++++ 抜粋本文

平成ビルディング株式会社は、オフィスビルを中心としたビルメンテナンス業を主軸に、オーナー代行やテナントリーシング、ファシリティマネジメント、コンサルティングなど幅広いサービスを展開する企業です。1990年の設立以来、ビルオーナーの課題にワンストップで応える体制を築き上げてきました。

長年にわたって培った現場力を強みとしながらも、業務の多くは紙ベースでの運用が根強く残り、非効率や情報共有の後れが課題となっていました。特に、複数拠点や部署間での書類の移動や確認には、多くの時間と労力がかかっていたといいます。
そうした中、本社移転をきっかけに「紙を減らすだけでなく、業務そのものを変革する」という強い意志のもと、本格的にDXに取り組みました。業務基盤としてkintoneを全社導入し、さらに操作性と業務フローの高度化を支えるツールとしてgusuku Customine(以下、カスタマイン)を導入しました。社員の年齢層が高い組織でも、「全員が使いこなせるDX」を実現しています。
kintoneとカスタマインを活用した同社の業務改善の取り組みについて、常務執行役員 山内氏、企画部 大室氏、企画部 村田氏、ビル管理第二部 小野氏にお話を伺いました。

課題:稟議書はどこ?書類を探して社内をさまよっていた

かつて同社では、業務の中心に「紙」が存在していました。
稟議書や報告書など、1件ごとに印刷・押印・回覧が必要で、毎日20~30の書類がフロアをまたいで行き交っていました。中には10人以上の印鑑を集めるスタンプラリーのような稟議もあり、回覧のたびに書類が社内をめぐっていました。

++++++++
++++ データ記録

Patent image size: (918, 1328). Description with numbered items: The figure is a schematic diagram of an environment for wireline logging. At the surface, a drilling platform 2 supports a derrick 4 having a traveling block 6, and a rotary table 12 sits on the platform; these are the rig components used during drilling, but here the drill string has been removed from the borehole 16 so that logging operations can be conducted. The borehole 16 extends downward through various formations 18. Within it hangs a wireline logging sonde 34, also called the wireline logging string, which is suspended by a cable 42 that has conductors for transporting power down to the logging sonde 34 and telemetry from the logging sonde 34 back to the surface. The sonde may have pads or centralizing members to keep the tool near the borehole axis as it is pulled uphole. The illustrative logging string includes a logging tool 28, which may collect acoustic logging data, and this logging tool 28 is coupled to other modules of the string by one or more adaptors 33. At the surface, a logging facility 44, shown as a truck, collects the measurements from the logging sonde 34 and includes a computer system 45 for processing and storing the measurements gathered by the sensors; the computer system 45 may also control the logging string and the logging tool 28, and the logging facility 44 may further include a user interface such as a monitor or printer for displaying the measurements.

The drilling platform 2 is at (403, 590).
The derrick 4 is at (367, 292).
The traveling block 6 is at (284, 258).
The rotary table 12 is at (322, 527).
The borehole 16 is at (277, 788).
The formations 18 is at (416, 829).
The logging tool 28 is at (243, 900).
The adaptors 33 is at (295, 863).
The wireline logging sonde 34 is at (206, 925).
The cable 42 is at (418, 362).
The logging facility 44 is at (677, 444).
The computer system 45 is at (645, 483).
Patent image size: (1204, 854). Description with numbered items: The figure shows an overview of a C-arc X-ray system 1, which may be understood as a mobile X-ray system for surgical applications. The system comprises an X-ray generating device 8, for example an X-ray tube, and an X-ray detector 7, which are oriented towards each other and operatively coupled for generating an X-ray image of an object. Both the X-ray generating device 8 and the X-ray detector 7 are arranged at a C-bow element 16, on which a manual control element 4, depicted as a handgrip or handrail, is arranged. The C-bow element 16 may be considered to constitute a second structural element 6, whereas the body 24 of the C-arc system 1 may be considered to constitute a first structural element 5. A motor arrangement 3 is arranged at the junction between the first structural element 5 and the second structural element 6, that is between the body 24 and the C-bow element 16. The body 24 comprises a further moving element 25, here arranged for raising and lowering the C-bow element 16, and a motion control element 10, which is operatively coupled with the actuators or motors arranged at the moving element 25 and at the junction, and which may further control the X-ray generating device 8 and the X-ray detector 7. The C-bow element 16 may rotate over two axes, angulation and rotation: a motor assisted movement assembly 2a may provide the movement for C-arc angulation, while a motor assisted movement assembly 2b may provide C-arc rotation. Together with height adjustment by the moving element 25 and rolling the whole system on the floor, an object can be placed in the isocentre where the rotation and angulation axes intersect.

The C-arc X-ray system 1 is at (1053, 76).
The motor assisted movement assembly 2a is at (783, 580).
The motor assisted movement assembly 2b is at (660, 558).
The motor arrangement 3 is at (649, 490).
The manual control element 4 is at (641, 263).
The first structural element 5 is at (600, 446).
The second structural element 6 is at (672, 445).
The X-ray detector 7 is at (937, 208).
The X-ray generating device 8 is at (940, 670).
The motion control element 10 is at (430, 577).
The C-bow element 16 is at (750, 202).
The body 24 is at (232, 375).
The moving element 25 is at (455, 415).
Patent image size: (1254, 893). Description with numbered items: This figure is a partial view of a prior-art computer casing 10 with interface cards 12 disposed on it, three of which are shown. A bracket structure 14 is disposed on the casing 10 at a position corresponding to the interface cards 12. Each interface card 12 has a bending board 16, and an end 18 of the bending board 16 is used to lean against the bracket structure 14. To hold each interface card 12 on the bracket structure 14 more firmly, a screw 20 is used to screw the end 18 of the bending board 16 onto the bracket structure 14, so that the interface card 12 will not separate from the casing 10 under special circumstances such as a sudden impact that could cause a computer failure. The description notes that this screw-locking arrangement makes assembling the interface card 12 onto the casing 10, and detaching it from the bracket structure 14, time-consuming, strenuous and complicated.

++++++++
++++ データ記録

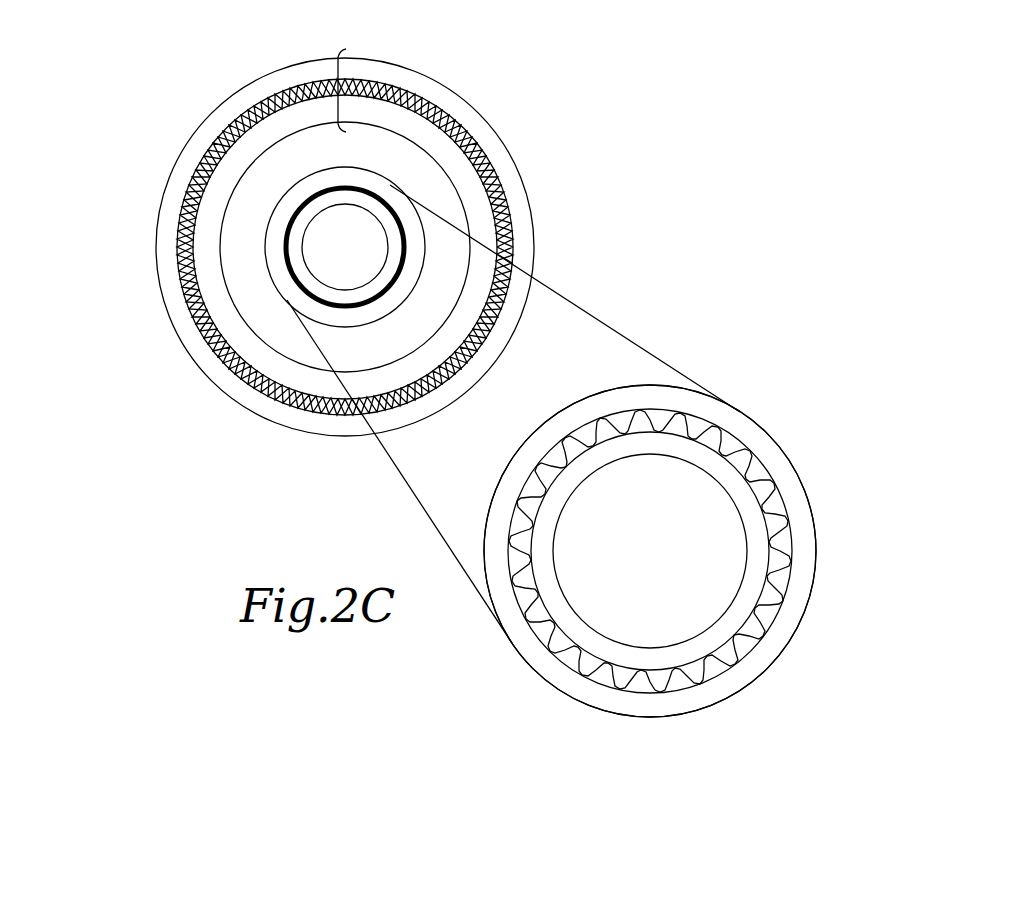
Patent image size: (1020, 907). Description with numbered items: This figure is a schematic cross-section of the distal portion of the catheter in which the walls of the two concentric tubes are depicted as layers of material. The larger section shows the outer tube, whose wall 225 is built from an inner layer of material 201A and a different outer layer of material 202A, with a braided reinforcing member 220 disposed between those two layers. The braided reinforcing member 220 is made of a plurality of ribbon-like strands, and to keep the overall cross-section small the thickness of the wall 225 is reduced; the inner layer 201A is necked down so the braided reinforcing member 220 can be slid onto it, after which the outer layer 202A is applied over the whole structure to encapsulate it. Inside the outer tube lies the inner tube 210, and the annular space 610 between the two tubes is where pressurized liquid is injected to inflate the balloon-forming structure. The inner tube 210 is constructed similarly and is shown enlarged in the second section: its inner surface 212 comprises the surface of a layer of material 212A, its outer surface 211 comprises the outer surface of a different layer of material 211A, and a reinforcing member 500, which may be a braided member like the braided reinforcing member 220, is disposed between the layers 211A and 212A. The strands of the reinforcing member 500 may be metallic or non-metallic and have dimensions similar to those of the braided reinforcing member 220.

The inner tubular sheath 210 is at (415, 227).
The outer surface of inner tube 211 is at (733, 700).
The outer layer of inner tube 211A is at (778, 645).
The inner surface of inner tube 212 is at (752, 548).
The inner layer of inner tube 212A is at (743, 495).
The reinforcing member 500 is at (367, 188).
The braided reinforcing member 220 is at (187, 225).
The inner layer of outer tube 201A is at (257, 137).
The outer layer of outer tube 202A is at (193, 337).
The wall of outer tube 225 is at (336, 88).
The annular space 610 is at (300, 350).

++++++++
++++ データ記録

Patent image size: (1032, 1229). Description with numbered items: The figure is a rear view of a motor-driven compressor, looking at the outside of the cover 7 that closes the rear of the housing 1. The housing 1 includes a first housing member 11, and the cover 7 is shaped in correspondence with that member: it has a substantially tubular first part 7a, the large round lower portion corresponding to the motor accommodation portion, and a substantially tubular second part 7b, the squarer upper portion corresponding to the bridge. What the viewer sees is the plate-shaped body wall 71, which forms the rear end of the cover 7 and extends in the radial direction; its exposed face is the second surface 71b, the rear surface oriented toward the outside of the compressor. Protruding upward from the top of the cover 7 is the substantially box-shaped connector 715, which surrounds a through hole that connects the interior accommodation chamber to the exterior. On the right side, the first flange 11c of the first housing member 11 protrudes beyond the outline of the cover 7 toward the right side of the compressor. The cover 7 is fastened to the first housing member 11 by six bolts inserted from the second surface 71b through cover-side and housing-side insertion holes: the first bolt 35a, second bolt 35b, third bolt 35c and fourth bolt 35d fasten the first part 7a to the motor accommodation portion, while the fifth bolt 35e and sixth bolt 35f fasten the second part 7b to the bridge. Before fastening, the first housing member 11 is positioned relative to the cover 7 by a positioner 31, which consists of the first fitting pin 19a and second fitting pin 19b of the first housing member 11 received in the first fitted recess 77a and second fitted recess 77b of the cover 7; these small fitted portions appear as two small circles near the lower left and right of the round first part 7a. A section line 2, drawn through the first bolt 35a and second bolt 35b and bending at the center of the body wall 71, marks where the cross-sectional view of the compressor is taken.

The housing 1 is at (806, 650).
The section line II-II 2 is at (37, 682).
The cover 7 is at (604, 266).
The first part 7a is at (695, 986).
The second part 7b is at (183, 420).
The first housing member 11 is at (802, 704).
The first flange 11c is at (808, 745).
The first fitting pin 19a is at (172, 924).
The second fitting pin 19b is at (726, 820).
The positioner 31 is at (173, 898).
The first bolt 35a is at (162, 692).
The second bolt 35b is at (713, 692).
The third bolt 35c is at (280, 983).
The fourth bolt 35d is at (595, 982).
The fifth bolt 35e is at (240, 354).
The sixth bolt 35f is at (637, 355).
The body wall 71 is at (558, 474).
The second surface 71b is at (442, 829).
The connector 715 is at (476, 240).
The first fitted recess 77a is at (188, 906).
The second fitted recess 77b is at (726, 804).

++++++++

→ 作業要件:
(a) 記録のうち、「Patent image size: (918, 1328).」を含む行に始まり「The cable 42 is at (418, 362).」を含む行で終わる部分を書き直せ。「schematic diagram」を「simplified diagram」に変え、ほかはそのままとすること。
(b) 平成ビルディング株式会社の業務改革を紹介した本文の続きを、その最後の文の後から書け。

→ 想定出力:
(a)
Patent image size: (918, 1328). Description with numbered items: The figure is a simplified diagram of an environment for wireline logging. At the surface, a drilling platform 2 supports a derrick 4 having a traveling block 6, and a rotary table 12 sits on the platform; these are the rig components used during drilling, but here the drill string has been removed from the borehole 16 so that logging operations can be conducted. The borehole 16 extends downward through various formations 18. Within it hangs a wireline logging sonde 34, also called the wireline logging string, which is suspended by a cable 42 that has conductors for transporting power down to the logging sonde 34 and telemetry from the logging sonde 34 back to the surface. The sonde may have pads or centralizing members to keep the tool near the borehole axis as it is pulled uphole. The illustrative logging string includes a logging tool 28, which may collect acoustic logging data, and this logging tool 28 is coupled to other modules of the string by one or more adaptors 33. At the surface, a logging facility 44, shown as a truck, collects the measurements from the logging sonde 34 and includes a computer system 45 for processing and storing the measurements gathered by the sensors; the computer system 45 may also control the logging string and the logging tool 28, and the logging facility 44 may further include a user interface such as a monitor or printer for displaying the measurements.

The drilling platform 2 is at (403, 590).
The derrick 4 is at (367, 292).
The traveling block 6 is at (284, 258).
The rotary table 12 is at (322, 527).
The borehole 16 is at (277, 788).
The formations 18 is at (416, 829).
The logging tool 28 is at (243, 900).
The adaptors 33 is at (295, 863).
The wireline logging sonde 34 is at (206, 925).
The cable 42 is at (418, 362).

(b)
「見積書ひとつ出すのにも、社長や部長など誰かしらの押印が必要でした。紙の稟議はとにかく毎日たくさん回っていましたね」(山内氏)

東京本社、関西支社、各管理事務所間では、紙の稟議が郵送でやりとりされるケースもありました。郵送には2~3日かかり、到着が遅れれば業務が滞ります。さらに、今誰がその書類をもっているのかわからず、社内のフロア中を探し回るのも日常的な光景でした。
「2階から8階まで、フロアをまたいで書類を探して歩き回るなんてこともありました。電話で『あの稟議、今どこ?』と聞くと、受けた人が各部署を探しに行く…そんな感じでしたね」(小野氏)

ExcelやWord、紙による運用では、必要な情報が部門や拠点ごとに分散されてしまい、確認や共有にも多くの時間がかかっていました。
たとえばビル管理に関する業務では、ビルごとの契約や履歴情報がさまざまな形式・場所に保存されており、探すのも一苦労でした。ファイル名のゆれや表記の不統一なども障壁となっていました。

さらに、同社の平均年齢は当時57歳と高めであり、ITツールの活用には慎重な姿勢の社員も少なくありませんでした。社内にはパソコンやネットワークを管理する担当者はいたものの、業務プロセスの見直しや仕組みの刷新を担う人材はおらず、DXに取り組むには体制も知見も不足していました。

そんな中、DX推進のため企画部へと迎えられたのが大室氏です。前職では、金融機関における業務アプリの導入や構築を経験していました。
「導入の前提として意識したのは、『全員が使えること』です。誰かに依存した仕組みではなく、誰でもわかる、誰でも操作できるようなものにしなければ、現場に浸透しないと考えていました」(大室氏)
同社にとっては、「全員が使える仕組み」であることが前提であり、業務そのものの見直しが求められていました。ちょうど本社移転のタイミングも重なり、「今こそ業務を抜本的に見直そう」という機運が高まっていったのです。

導入:全員が使える。迷わない仕組みにするために

大室氏が最初に目をつけたのは、社内でもっとも煩雑な業務のひとつだった稟議書の運用でした。承認までのフローに時間と手間がかかり、紙の所在管理にも多くの労力を割いていたため、改善のインパクトが大きいと判断しました。

前職で柔軟な設計が可能なツールとしてkintoneを知っていた大室氏は、自社の業務や組織構成と親和性が高いと考え、kintoneを軸に改善をスタートしました。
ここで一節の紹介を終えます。